§ **Objective**:
Repeat the whole listing exactly.

§ **Records shown**:
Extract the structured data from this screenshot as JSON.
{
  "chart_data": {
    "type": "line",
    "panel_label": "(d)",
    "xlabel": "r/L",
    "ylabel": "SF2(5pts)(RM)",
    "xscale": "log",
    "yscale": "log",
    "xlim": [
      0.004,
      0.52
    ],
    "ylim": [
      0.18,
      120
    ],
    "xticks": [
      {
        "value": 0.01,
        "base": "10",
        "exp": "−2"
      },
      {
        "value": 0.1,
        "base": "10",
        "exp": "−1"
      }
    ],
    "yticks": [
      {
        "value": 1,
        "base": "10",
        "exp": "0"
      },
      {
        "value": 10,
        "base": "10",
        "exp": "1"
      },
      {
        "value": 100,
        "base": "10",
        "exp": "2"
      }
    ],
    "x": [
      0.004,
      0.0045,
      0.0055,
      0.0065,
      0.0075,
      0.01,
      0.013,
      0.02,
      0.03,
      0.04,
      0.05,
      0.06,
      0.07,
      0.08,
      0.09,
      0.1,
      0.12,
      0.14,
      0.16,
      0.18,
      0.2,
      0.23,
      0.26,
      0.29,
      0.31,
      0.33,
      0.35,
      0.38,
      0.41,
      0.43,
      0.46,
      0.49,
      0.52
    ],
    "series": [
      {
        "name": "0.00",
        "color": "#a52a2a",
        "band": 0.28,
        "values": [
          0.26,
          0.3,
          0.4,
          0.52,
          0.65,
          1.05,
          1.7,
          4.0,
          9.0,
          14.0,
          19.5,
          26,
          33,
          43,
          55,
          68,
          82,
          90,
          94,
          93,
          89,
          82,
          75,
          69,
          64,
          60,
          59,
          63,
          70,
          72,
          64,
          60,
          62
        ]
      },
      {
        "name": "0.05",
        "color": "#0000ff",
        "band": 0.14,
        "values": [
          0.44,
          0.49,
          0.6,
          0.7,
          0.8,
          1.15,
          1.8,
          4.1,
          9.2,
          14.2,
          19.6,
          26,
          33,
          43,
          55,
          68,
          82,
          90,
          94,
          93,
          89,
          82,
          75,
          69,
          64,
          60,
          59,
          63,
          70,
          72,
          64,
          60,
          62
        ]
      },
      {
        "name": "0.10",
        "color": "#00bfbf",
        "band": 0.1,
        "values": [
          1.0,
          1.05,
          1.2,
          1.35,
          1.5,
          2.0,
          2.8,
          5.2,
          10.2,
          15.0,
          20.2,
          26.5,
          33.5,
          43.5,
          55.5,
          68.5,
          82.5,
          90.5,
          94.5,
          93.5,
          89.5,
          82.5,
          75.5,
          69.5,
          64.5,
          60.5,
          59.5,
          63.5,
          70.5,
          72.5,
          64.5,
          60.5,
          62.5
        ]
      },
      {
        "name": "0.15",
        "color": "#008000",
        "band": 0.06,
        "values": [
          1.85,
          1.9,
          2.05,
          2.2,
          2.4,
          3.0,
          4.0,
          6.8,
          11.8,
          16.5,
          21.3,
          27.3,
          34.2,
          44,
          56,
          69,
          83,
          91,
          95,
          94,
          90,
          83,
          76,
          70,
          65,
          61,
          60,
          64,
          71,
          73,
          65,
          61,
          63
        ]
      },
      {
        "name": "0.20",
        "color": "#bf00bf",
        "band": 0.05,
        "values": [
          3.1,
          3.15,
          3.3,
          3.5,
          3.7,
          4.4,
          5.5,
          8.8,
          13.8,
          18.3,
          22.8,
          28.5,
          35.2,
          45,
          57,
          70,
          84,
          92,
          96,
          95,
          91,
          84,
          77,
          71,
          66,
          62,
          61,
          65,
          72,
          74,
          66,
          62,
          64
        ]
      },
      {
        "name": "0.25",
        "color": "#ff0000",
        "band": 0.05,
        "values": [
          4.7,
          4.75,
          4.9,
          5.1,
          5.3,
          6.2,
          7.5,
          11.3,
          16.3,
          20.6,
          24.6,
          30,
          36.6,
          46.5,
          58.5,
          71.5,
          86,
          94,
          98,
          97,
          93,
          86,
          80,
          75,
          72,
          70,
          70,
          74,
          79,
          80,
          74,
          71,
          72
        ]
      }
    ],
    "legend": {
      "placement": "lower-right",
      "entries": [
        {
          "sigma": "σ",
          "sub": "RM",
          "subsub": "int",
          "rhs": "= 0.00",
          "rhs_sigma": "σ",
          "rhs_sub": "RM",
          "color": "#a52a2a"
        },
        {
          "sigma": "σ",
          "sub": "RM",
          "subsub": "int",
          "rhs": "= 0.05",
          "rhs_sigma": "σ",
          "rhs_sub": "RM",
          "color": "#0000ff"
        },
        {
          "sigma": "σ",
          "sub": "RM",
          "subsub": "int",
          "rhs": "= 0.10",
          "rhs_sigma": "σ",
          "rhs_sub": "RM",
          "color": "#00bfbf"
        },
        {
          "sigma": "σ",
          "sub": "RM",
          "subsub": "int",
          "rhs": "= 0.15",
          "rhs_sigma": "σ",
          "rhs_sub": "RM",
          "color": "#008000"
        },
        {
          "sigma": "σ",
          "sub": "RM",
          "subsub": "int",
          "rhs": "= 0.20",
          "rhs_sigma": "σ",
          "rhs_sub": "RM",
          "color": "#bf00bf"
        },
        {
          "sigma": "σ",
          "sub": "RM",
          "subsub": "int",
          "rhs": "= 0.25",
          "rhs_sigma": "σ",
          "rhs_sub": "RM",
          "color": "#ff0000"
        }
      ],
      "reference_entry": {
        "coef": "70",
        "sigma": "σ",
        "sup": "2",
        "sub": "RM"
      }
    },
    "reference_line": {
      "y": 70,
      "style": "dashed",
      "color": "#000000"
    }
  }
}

§ **Written solution**:
Extract the structured data from this screenshot as JSON.
{
  "chart_data": {
    "type": "line",
    "panel_label": "(d)",
    "xlabel": "r/L",
    "ylabel": "SF2(5pts)(RM)",
    "xscale": "log",
    "yscale": "log",
    "xlim": [
      0.004,
      0.52
    ],
    "ylim": [
      0.18,
      120
    ],
    "xticks": [
      {
        "value": 0.01,
        "base": "10",
        "exp": "−2"
      },
      {
        "value": 0.1,
        "base": "10",
        "exp": "−1"
      }
    ],
    "yticks": [
      {
        "value": 1,
        "base": "10",
        "exp": "0"
      },
      {
        "value": 10,
        "base": "10",
        "exp": "1"
      },
      {
        "value": 100,
        "base": "10",
        "exp": "2"
      }
    ],
    "x": [
      0.004,
      0.0045,
      0.0055,
      0.0065,
      0.0075,
      0.01,
      0.013,
      0.02,
      0.03,
      0.04,
      0.05,
      0.06,
      0.07,
      0.08,
      0.09,
      0.1,
      0.12,
      0.14,
      0.16,
      0.18,
      0.2,
      0.23,
      0.26,
      0.29,
      0.31,
      0.33,
      0.35,
      0.38,
      0.41,
      0.43,
      0.46,
      0.49,
      0.52
    ],
    "series": [
      {
        "name": "0.00",
        "color": "#a52a2a",
        "band": 0.28,
        "values": [
          0.26,
          0.3,
          0.4,
          0.52,
          0.65,
          1.05,
          1.7,
          4.0,
          9.0,
          14.0,
          19.5,
          26,
          33,
          43,
          55,
          68,
          82,
          90,
          94,
          93,
          89,
          82,
          75,
          69,
          64,
          60,
          59,
          63,
          70,
          72,
          64,
          60,
          62
        ]
      },
      {
        "name": "0.05",
        "color": "#0000ff",
        "band": 0.14,
        "values": [
          0.44,
          0.49,
          0.6,
          0.7,
          0.8,
          1.15,
          1.8,
          4.1,
          9.2,
          14.2,
          19.6,
          26,
          33,
          43,
          55,
          68,
          82,
          90,
          94,
          93,
          89,
          82,
          75,
          69,
          64,
          60,
          59,
          63,
          70,
          72,
          64,
          60,
          62
        ]
      },
      {
        "name": "0.10",
        "color": "#00bfbf",
        "band": 0.1,
        "values": [
          1.0,
          1.05,
          1.2,
          1.35,
          1.5,
          2.0,
          2.8,
          5.2,
          10.2,
          15.0,
          20.2,
          26.5,
          33.5,
          43.5,
          55.5,
          68.5,
          82.5,
          90.5,
          94.5,
          93.5,
          89.5,
          82.5,
          75.5,
          69.5,
          64.5,
          60.5,
          59.5,
          63.5,
          70.5,
          72.5,
          64.5,
          60.5,
          62.5
        ]
      },
      {
        "name": "0.15",
        "color": "#008000",
        "band": 0.06,
        "values": [
          1.85,
          1.9,
          2.05,
          2.2,
          2.4,
          3.0,
          4.0,
          6.8,
          11.8,
          16.5,
          21.3,
          27.3,
          34.2,
          44,
          56,
          69,
          83,
          91,
          95,
          94,
          90,
          83,
          76,
          70,
          65,
          61,
          60,
          64,
          71,
          73,
          65,
          61,
          63
        ]
      },
      {
        "name": "0.20",
        "color": "#bf00bf",
        "band": 0.05,
        "values": [
          3.1,
          3.15,
          3.3,
          3.5,
          3.7,
          4.4,
          5.5,
          8.8,
          13.8,
          18.3,
          22.8,
          28.5,
          35.2,
          45,
          57,
          70,
          84,
          92,
          96,
          95,
          91,
          84,
          77,
          71,
          66,
          62,
          61,
          65,
          72,
          74,
          66,
          62,
          64
        ]
      },
      {
        "name": "0.25",
        "color": "#ff0000",
        "band": 0.05,
        "values": [
          4.7,
          4.75,
          4.9,
          5.1,
          5.3,
          6.2,
          7.5,
          11.3,
          16.3,
          20.6,
          24.6,
          30,
          36.6,
          46.5,
          58.5,
          71.5,
          86,
          94,
          98,
          97,
          93,
          86,
          80,
          75,
          72,
          70,
          70,
          74,
          79,
          80,
          74,
          71,
          72
        ]
      }
    ],
    "legend": {
      "placement": "lower-right",
      "entries": [
        {
          "sigma": "σ",
          "sub": "RM",
          "subsub": "int",
          "rhs": "= 0.00",
          "rhs_sigma": "σ",
          "rhs_sub": "RM",
          "color": "#a52a2a"
        },
        {
          "sigma": "σ",
          "sub": "RM",
          "subsub": "int",
          "rhs": "= 0.05",
          "rhs_sigma": "σ",
          "rhs_sub": "RM",
          "color": "#0000ff"
        },
        {
          "sigma": "σ",
          "sub": "RM",
          "subsub": "int",
          "rhs": "= 0.10",
          "rhs_sigma": "σ",
          "rhs_sub": "RM",
          "color": "#00bfbf"
        },
        {
          "sigma": "σ",
          "sub": "RM",
          "subsub": "int",
          "rhs": "= 0.15",
          "rhs_sigma": "σ",
          "rhs_sub": "RM",
          "color": "#008000"
        },
        {
          "sigma": "σ",
          "sub": "RM",
          "subsub": "int",
          "rhs": "= 0.20",
          "rhs_sigma": "σ",
          "rhs_sub": "RM",
          "color": "#bf00bf"
        },
        {
          "sigma": "σ",
          "sub": "RM",
          "subsub": "int",
          "rhs": "= 0.25",
          "rhs_sigma": "σ",
          "rhs_sub": "RM",
          "color": "#ff0000"
        }
      ],
      "reference_entry": {
        "coef": "70",
        "sigma": "σ",
        "sup": "2",
        "sub": "RM"
      }
    },
    "reference_line": {
      "y": 70,
      "style": "dashed",
      "color": "#000000"
    }
  }
}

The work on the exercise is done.